Find the string "image" in the data, then copy every line where it is found.

Data extracted from a collection:
····················

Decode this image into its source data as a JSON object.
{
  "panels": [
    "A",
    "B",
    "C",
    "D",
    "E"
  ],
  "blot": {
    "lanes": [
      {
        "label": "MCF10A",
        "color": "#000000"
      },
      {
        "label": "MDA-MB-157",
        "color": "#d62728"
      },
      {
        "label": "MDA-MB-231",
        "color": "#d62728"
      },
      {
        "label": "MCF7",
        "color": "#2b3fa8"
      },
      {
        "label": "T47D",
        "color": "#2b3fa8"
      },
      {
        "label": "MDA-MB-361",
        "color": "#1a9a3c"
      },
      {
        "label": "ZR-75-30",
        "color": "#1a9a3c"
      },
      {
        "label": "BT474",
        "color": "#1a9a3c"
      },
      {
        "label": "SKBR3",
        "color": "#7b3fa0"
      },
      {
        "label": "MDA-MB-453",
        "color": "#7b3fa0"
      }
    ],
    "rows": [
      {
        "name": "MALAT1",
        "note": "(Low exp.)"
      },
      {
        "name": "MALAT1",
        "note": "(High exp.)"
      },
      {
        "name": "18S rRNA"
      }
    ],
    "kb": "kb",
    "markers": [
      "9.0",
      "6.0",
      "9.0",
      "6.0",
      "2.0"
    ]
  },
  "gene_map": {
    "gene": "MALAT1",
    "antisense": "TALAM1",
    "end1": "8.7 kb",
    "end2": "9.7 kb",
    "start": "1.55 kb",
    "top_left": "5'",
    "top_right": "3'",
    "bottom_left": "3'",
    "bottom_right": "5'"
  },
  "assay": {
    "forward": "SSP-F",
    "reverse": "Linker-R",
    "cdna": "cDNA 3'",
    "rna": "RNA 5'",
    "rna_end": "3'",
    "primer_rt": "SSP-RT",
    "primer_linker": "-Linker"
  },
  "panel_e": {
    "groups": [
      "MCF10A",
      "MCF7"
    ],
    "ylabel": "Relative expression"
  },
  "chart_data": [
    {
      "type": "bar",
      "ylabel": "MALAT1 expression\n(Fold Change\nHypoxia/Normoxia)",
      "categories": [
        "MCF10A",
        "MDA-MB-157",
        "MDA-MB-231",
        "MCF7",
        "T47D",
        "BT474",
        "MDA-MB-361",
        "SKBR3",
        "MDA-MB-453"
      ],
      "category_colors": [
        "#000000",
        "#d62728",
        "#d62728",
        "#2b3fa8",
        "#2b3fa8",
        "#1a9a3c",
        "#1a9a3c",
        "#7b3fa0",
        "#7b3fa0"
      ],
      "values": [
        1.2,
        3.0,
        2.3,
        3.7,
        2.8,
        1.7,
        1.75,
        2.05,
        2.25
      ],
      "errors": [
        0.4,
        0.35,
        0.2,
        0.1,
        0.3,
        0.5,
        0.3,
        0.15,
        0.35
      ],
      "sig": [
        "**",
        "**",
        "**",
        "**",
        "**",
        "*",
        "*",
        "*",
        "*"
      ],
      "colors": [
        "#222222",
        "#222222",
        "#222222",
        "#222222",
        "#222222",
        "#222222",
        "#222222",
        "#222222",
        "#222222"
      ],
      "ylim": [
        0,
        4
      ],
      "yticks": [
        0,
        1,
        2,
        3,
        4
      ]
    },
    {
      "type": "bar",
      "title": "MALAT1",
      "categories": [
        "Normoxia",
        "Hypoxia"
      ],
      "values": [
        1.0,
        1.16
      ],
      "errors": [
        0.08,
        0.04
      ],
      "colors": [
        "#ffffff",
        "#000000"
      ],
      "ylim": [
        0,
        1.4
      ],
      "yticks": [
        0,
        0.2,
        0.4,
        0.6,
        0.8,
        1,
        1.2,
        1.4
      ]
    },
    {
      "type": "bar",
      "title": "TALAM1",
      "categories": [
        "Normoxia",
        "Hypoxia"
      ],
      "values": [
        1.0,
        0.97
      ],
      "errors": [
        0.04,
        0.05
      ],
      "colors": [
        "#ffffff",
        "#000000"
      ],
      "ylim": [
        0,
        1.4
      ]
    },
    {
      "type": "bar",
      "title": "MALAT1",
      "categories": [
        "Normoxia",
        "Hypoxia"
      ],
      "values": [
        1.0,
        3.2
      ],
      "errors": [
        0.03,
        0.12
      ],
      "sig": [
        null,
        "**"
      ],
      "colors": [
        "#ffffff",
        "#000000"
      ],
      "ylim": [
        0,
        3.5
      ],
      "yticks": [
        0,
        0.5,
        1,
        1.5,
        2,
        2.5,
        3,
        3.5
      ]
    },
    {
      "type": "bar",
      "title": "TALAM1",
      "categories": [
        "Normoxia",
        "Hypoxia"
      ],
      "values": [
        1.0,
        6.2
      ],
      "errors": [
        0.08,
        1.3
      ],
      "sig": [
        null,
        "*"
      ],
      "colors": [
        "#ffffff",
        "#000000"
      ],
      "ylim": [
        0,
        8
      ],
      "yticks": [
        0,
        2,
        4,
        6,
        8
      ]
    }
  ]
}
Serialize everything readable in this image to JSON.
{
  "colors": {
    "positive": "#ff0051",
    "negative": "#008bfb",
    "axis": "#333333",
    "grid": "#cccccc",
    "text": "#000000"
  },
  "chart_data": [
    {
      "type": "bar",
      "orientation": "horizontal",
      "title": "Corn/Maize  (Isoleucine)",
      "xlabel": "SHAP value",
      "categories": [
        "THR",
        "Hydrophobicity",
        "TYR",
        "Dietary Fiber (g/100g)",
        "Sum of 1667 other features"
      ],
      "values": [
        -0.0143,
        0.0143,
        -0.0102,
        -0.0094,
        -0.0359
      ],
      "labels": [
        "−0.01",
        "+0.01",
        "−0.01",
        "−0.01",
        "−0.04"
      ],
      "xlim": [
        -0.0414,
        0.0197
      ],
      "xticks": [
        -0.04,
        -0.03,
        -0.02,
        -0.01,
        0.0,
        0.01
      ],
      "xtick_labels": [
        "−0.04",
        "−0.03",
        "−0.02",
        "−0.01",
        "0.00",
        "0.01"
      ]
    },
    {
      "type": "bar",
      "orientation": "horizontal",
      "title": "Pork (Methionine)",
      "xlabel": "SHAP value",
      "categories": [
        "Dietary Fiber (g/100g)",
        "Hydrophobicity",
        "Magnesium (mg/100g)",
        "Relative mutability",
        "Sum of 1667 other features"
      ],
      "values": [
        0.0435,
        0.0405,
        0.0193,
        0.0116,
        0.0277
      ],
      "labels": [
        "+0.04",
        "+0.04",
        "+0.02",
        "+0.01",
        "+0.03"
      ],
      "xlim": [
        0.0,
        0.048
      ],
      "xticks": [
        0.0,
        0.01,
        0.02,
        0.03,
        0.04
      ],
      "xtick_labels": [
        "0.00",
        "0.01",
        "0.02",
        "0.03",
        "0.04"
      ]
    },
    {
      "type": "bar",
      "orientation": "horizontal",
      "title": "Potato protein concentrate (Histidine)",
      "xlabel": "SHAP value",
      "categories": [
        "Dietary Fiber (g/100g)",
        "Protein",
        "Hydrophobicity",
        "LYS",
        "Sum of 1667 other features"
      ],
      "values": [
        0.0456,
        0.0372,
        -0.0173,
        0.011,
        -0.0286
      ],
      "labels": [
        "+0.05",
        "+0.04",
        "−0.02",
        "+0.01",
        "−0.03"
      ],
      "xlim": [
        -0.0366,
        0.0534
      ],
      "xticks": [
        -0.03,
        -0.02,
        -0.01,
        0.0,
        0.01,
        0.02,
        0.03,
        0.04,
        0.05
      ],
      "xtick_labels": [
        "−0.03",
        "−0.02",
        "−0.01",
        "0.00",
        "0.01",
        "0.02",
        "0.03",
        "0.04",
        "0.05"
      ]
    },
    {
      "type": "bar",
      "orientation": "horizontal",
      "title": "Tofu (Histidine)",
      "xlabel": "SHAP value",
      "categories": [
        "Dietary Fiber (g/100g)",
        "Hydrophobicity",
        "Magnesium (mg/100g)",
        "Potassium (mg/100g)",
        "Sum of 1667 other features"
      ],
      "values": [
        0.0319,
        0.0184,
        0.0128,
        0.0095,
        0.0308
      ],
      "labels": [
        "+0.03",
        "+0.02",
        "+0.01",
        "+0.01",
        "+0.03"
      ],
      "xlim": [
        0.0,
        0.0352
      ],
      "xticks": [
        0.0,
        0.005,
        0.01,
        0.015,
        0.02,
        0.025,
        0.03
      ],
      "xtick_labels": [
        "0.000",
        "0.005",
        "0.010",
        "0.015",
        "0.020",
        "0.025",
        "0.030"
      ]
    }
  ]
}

····················

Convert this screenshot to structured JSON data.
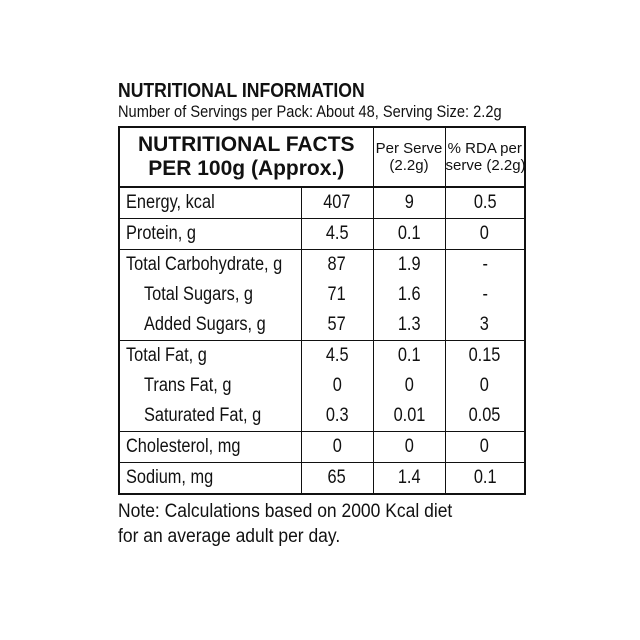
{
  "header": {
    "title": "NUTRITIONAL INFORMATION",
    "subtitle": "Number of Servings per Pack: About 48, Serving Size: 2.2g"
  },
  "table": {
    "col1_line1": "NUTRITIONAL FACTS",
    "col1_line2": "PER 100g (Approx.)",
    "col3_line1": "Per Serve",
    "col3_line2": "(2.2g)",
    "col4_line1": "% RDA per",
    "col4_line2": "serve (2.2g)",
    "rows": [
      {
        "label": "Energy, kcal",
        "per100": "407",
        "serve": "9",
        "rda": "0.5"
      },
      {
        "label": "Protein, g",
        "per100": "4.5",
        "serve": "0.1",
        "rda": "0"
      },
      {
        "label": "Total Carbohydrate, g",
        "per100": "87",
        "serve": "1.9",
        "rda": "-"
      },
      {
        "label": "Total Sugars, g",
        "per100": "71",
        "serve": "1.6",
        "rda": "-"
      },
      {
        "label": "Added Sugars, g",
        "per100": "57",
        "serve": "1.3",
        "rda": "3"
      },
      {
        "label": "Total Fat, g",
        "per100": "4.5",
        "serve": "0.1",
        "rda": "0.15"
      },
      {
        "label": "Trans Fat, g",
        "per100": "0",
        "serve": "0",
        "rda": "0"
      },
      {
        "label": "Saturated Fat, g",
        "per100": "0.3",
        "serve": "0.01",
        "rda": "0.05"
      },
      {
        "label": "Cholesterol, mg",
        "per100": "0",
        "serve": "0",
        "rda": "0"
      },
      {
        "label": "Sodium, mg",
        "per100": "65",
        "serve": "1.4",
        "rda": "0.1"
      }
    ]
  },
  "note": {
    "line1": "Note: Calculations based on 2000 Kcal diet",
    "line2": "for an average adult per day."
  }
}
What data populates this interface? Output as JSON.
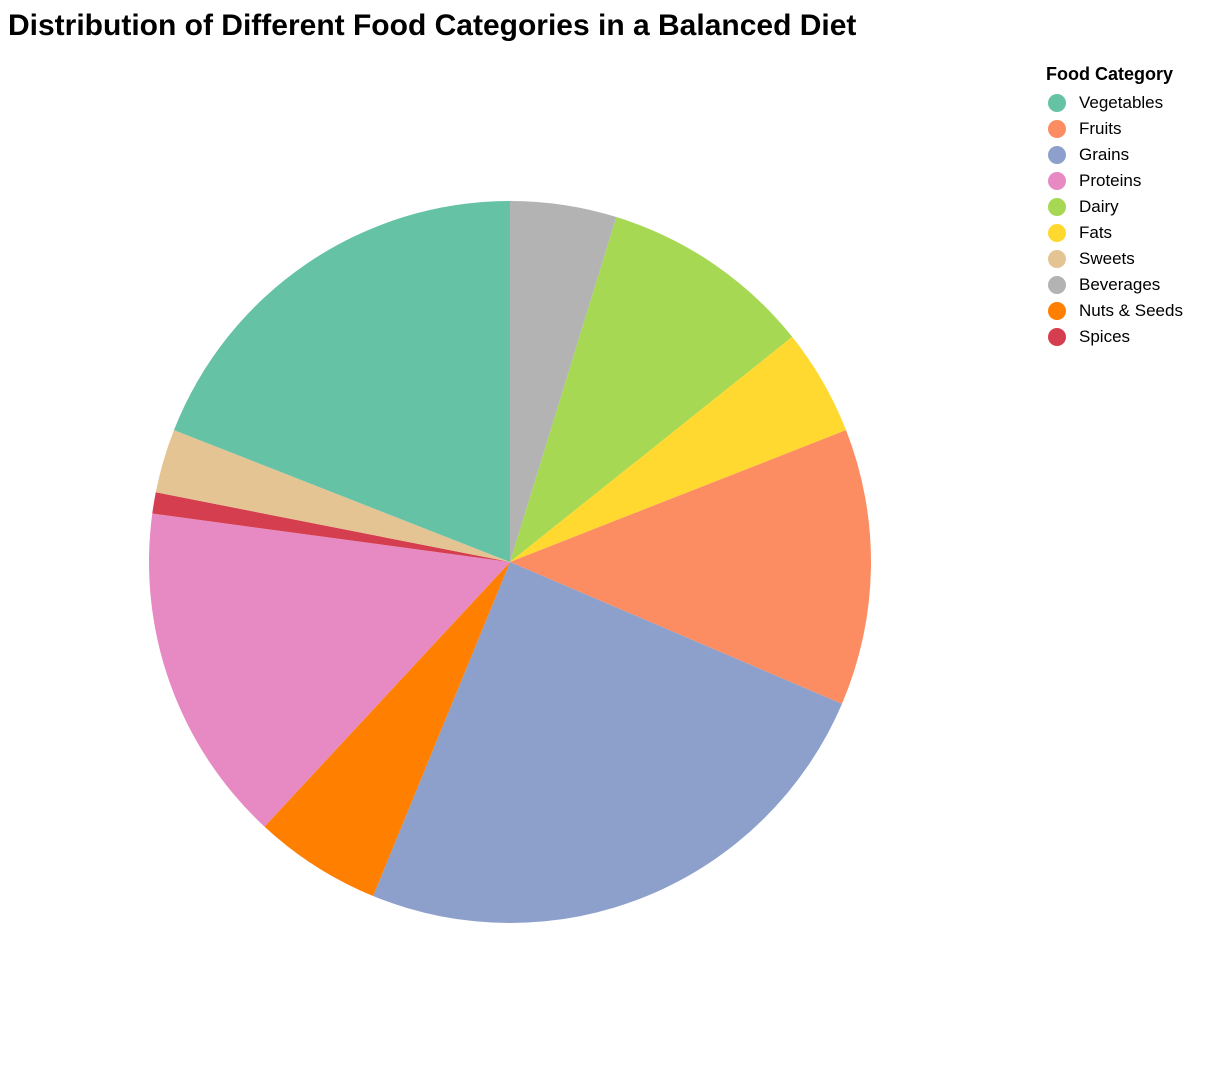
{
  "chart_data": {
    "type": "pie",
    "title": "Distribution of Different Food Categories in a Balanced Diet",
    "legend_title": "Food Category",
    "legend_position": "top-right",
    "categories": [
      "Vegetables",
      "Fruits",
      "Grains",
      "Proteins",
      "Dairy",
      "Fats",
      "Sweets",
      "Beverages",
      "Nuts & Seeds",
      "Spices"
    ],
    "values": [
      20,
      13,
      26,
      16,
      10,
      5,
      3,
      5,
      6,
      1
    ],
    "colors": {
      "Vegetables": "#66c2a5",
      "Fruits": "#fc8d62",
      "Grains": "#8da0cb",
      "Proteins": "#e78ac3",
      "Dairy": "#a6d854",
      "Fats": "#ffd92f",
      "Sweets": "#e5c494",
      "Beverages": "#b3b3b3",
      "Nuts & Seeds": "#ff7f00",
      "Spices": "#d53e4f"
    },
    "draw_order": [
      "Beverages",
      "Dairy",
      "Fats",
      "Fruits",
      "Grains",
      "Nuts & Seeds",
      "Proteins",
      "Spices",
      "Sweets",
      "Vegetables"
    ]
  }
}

····················

*Output below*:
Decode this image into its source data as a JSON object.
Serialize everything readable in this image to JSON.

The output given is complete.